» Try it: The response must reproduce every record in full.

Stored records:
* * *
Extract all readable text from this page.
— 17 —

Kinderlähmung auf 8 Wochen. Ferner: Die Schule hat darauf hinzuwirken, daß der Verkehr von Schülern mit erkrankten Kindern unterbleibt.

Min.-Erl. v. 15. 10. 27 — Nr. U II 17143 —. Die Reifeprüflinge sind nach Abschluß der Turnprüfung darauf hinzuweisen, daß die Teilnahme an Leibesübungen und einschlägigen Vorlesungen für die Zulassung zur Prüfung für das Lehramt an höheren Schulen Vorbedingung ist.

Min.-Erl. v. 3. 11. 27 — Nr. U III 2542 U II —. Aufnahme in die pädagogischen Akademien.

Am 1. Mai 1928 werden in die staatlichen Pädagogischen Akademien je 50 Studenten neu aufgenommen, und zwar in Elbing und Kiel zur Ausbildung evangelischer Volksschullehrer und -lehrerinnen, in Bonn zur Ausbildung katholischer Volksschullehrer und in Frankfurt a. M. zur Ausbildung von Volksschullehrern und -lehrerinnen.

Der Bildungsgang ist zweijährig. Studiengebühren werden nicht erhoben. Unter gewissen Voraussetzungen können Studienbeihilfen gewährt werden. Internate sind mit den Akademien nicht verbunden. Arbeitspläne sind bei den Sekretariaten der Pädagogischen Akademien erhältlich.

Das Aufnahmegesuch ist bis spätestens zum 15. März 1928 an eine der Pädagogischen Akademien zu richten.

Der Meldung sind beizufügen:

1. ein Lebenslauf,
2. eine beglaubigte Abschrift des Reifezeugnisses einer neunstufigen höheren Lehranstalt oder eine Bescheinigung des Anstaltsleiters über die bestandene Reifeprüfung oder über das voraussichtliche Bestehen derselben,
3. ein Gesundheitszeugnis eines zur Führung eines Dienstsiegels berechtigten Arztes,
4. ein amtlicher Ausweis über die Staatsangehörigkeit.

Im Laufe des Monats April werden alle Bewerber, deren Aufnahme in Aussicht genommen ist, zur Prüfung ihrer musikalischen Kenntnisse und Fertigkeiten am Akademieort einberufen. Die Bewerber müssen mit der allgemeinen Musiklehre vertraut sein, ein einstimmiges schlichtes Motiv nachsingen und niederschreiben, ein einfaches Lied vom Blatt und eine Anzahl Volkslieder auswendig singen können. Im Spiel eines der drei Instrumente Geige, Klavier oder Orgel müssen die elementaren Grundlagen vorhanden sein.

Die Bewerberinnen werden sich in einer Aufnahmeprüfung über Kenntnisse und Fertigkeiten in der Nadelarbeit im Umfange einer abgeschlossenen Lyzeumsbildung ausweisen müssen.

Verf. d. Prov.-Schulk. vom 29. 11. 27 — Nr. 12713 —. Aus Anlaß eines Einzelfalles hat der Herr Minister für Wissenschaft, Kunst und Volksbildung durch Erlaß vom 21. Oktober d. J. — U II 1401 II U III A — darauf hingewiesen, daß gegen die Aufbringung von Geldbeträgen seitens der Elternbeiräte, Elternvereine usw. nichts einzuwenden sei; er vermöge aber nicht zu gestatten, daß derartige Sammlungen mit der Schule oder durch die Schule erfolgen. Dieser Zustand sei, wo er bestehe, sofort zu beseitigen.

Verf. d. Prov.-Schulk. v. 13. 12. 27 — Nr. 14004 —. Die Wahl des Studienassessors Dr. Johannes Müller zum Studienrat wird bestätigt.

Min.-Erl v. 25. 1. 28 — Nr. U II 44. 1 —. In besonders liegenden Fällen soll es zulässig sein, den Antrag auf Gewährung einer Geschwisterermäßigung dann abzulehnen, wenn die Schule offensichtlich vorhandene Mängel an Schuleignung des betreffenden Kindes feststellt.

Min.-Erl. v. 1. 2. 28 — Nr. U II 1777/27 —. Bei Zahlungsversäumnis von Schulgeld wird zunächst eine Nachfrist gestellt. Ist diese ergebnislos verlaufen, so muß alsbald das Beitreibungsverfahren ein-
* * *
» Response:
Extract all readable text from this page.
— 17 —

Kinderlähmung auf 8 Wochen. Ferner: Die Schule hat darauf hinzuwirken, daß der Verkehr von Schülern mit erkrankten Kindern unterbleibt.

Min.-Erl. v. 15. 10. 27 — Nr. U II 17143 —. Die Reifeprüflinge sind nach Abschluß der Turnprüfung darauf hinzuweisen, daß die Teilnahme an Leibesübungen und einschlägigen Vorlesungen für die Zulassung zur Prüfung für das Lehramt an höheren Schulen Vorbedingung ist.

Min.-Erl. v. 3. 11. 27 — Nr. U III 2542 U II —. Aufnahme in die pädagogischen Akademien.

Am 1. Mai 1928 werden in die staatlichen Pädagogischen Akademien je 50 Studenten neu aufgenommen, und zwar in Elbing und Kiel zur Ausbildung evangelischer Volksschullehrer und -lehrerinnen, in Bonn zur Ausbildung katholischer Volksschullehrer und in Frankfurt a. M. zur Ausbildung von Volksschullehrern und -lehrerinnen.

Der Bildungsgang ist zweijährig. Studiengebühren werden nicht erhoben. Unter gewissen Voraussetzungen können Studienbeihilfen gewährt werden. Internate sind mit den Akademien nicht verbunden. Arbeitspläne sind bei den Sekretariaten der Pädagogischen Akademien erhältlich.

Das Aufnahmegesuch ist bis spätestens zum 15. März 1928 an eine der Pädagogischen Akademien zu richten.

Der Meldung sind beizufügen:

1. ein Lebenslauf,
2. eine beglaubigte Abschrift des Reifezeugnisses einer neunstufigen höheren Lehranstalt oder eine Bescheinigung des Anstaltsleiters über die bestandene Reifeprüfung oder über das voraussichtliche Bestehen derselben,
3. ein Gesundheitszeugnis eines zur Führung eines Dienstsiegels berechtigten Arztes,
4. ein amtlicher Ausweis über die Staatsangehörigkeit.

Im Laufe des Monats April werden alle Bewerber, deren Aufnahme in Aussicht genommen ist, zur Prüfung ihrer musikalischen Kenntnisse und Fertigkeiten am Akademieort einberufen. Die Bewerber müssen mit der allgemeinen Musiklehre vertraut sein, ein einstimmiges schlichtes Motiv nachsingen und niederschreiben, ein einfaches Lied vom Blatt und eine Anzahl Volkslieder auswendig singen können. Im Spiel eines der drei Instrumente Geige, Klavier oder Orgel müssen die elementaren Grundlagen vorhanden sein.

Die Bewerberinnen werden sich in einer Aufnahmeprüfung über Kenntnisse und Fertigkeiten in der Nadelarbeit im Umfange einer abgeschlossenen Lyzeumsbildung ausweisen müssen.

Verf. d. Prov.-Schulk. vom 29. 11. 27 — Nr. 12713 —. Aus Anlaß eines Einzelfalles hat der Herr Minister für Wissenschaft, Kunst und Volksbildung durch Erlaß vom 21. Oktober d. J. — U II 1401 II U III A — darauf hingewiesen, daß gegen die Aufbringung von Geldbeträgen seitens der Elternbeiräte, Elternvereine usw. nichts einzuwenden sei; er vermöge aber nicht zu gestatten, daß derartige Sammlungen mit der Schule oder durch die Schule erfolgen. Dieser Zustand sei, wo er bestehe, sofort zu beseitigen.

Verf. d. Prov.-Schulk. v. 13. 12. 27 — Nr. 14004 —. Die Wahl des Studienassessors Dr. Johannes Müller zum Studienrat wird bestätigt.

Min.-Erl v. 25. 1. 28 — Nr. U II 44. 1 —. In besonders liegenden Fällen soll es zulässig sein, den Antrag auf Gewährung einer Geschwisterermäßigung dann abzulehnen, wenn die Schule offensichtlich vorhandene Mängel an Schuleignung des betreffenden Kindes feststellt.

Min.-Erl. v. 1. 2. 28 — Nr. U II 1777/27 —. Bei Zahlungsversäumnis von Schulgeld wird zunächst eine Nachfrist gestellt. Ist diese ergebnislos verlaufen, so muß alsbald das Beitreibungsverfahren ein-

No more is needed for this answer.